== RECORDS PROVIDED ==

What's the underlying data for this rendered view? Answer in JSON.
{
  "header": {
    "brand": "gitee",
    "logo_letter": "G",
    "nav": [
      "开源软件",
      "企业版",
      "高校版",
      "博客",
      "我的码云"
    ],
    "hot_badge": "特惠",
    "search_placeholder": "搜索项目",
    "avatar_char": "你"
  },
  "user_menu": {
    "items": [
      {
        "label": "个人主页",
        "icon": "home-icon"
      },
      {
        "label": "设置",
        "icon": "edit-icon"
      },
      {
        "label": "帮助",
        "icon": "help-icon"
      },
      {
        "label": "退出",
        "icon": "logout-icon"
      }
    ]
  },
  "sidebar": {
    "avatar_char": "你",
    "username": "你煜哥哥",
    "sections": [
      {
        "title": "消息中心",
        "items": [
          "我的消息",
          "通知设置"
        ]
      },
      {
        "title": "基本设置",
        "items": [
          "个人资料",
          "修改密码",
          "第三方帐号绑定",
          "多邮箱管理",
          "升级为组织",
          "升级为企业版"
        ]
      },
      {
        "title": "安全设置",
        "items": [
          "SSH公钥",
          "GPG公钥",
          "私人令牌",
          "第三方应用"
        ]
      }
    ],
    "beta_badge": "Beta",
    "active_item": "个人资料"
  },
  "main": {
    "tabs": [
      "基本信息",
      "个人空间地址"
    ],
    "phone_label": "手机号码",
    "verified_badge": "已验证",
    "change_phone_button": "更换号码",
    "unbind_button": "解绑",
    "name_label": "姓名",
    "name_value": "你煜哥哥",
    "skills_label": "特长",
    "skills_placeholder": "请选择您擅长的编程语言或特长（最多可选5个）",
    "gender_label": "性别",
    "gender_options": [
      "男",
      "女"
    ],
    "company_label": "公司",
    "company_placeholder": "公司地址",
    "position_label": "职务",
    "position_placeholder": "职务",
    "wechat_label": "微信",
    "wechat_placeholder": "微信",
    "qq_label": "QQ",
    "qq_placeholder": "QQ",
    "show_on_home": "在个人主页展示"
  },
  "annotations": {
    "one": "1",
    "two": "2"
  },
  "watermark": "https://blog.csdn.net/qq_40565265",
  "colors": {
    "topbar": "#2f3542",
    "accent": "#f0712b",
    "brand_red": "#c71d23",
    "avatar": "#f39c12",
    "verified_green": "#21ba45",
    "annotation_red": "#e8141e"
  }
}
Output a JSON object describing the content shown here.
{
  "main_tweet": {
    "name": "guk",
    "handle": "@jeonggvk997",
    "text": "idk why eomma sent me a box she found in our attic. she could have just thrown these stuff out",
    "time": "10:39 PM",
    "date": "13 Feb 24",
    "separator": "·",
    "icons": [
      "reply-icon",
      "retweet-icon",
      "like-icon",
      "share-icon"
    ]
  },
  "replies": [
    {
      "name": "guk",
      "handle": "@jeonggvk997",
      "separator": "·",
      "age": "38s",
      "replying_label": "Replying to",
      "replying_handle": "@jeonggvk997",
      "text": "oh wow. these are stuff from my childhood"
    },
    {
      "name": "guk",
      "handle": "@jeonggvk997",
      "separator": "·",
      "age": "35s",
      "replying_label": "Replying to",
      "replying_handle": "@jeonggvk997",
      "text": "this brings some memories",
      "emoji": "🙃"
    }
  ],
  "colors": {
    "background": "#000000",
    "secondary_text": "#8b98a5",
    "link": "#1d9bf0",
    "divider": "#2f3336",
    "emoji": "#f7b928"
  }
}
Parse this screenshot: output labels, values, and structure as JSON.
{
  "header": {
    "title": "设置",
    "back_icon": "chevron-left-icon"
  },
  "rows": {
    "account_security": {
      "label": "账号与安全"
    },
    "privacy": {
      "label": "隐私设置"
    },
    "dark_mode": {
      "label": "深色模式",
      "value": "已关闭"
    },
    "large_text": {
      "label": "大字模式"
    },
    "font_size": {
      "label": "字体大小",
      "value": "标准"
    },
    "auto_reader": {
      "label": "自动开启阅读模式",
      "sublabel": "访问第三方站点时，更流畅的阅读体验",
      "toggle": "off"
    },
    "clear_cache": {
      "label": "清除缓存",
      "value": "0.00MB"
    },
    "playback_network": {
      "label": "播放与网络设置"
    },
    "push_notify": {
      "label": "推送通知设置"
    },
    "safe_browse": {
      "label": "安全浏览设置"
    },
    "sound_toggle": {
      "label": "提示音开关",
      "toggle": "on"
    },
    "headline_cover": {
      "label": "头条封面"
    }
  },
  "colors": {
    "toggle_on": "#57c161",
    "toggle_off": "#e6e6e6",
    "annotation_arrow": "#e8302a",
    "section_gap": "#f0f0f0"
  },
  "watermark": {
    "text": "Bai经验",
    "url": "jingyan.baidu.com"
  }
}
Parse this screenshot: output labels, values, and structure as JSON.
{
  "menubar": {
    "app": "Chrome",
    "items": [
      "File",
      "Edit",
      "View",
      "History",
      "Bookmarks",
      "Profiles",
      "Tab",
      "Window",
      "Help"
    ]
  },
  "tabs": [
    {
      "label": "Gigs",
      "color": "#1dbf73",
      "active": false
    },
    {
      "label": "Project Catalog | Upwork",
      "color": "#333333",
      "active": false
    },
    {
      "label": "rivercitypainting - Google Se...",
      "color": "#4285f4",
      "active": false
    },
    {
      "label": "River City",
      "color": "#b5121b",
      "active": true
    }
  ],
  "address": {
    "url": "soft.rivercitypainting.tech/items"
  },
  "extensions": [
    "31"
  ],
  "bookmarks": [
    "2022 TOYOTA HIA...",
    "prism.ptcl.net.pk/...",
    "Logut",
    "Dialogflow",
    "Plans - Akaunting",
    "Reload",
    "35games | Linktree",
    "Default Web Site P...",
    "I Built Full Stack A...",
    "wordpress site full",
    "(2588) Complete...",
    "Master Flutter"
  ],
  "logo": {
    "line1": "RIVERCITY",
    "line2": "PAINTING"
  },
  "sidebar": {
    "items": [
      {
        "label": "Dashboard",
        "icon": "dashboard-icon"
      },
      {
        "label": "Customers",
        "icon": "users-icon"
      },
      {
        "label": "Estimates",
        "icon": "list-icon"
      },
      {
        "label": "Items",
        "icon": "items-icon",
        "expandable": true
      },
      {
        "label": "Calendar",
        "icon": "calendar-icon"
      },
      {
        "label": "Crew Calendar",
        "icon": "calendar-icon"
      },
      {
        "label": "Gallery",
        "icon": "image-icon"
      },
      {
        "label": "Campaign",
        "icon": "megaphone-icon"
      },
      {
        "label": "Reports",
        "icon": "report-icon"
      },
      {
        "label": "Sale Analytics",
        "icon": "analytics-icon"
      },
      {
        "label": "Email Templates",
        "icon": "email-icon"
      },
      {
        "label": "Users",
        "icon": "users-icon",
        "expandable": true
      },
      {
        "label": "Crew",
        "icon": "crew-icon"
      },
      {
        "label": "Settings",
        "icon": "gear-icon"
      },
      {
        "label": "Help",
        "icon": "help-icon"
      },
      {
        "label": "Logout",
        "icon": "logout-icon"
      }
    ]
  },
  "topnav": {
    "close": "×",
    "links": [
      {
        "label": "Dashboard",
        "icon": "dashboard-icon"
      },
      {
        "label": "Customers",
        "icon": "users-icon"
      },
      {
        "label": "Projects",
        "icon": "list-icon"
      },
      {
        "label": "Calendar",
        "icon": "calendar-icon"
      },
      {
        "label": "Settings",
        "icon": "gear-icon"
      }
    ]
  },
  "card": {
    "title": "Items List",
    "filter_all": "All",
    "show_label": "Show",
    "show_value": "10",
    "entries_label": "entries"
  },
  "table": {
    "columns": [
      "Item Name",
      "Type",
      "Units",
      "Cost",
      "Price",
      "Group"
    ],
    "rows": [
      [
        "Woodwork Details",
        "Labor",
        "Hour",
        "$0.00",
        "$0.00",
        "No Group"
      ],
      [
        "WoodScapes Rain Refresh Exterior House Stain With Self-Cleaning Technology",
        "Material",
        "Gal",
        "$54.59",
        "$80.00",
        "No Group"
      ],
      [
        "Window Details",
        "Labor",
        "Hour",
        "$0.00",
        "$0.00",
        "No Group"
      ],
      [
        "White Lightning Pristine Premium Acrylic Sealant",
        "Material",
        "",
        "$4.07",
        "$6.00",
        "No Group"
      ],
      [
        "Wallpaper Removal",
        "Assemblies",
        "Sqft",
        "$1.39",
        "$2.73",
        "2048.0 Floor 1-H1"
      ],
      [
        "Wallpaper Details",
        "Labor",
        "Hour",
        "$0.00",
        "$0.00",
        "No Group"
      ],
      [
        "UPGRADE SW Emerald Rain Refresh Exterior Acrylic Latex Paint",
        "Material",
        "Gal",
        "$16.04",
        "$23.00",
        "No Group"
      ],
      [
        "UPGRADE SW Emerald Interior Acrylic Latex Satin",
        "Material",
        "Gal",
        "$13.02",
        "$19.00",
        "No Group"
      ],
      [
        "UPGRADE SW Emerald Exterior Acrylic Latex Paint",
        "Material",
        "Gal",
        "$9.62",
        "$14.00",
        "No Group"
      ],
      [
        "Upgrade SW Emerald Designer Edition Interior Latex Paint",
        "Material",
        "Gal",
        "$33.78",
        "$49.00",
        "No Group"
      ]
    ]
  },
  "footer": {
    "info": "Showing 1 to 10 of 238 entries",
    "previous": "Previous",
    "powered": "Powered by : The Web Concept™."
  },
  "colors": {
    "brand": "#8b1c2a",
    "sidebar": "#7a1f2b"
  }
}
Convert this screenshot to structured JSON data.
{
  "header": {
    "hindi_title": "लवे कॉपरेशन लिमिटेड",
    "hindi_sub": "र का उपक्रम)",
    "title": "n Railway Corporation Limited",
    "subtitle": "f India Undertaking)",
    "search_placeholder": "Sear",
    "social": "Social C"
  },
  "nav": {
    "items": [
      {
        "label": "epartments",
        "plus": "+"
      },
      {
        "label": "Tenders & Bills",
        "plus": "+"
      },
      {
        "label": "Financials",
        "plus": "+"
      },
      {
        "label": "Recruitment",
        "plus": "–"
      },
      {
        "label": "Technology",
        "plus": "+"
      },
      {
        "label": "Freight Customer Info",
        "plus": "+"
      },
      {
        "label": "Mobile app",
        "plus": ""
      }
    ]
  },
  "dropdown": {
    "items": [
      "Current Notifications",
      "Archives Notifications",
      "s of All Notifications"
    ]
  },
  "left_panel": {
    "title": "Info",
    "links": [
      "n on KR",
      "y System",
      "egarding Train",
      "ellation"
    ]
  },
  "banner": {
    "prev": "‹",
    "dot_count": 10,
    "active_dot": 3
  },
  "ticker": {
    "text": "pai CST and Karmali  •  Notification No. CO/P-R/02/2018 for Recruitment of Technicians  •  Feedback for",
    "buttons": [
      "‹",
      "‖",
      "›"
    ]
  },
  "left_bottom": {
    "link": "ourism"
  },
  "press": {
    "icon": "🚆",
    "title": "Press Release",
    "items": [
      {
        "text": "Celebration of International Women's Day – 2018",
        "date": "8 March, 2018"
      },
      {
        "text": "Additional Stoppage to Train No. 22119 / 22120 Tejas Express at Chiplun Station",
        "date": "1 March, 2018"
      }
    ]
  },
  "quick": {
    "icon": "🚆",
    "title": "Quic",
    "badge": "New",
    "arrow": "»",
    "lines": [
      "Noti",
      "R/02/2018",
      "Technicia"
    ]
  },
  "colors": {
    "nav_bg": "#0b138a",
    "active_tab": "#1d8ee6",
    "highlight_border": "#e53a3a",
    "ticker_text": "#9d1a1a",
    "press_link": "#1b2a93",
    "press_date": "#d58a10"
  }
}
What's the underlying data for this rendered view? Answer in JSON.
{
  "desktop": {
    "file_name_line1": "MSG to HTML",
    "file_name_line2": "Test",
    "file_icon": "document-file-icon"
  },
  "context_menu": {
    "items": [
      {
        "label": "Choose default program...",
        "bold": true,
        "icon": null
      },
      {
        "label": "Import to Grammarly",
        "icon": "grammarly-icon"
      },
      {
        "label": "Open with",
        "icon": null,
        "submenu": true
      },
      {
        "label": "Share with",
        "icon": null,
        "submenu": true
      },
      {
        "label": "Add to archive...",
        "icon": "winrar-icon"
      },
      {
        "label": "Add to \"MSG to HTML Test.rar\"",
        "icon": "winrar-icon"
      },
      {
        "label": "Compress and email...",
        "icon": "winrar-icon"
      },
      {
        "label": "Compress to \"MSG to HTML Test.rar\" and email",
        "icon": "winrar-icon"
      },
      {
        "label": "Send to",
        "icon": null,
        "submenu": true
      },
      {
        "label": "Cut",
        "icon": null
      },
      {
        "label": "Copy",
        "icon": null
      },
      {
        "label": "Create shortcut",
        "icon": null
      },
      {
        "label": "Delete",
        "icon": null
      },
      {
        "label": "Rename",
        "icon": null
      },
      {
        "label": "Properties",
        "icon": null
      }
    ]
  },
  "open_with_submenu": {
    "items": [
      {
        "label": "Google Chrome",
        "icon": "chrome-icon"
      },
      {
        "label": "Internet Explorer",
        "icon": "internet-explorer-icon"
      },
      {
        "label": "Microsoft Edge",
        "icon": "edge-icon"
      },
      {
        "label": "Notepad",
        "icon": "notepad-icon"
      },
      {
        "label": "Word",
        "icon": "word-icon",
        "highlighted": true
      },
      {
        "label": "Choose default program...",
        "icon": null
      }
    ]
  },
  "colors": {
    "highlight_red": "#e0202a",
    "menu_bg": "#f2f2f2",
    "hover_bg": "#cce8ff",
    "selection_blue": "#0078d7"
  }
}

===

§ **GIVEN TASK**
Gather all lines where the word "rivercitypainting" appears.

§ **EXPECTED ANSWER**
      "label": "rivercitypainting - Google Se...",
    "url": "soft.rivercitypainting.tech/items"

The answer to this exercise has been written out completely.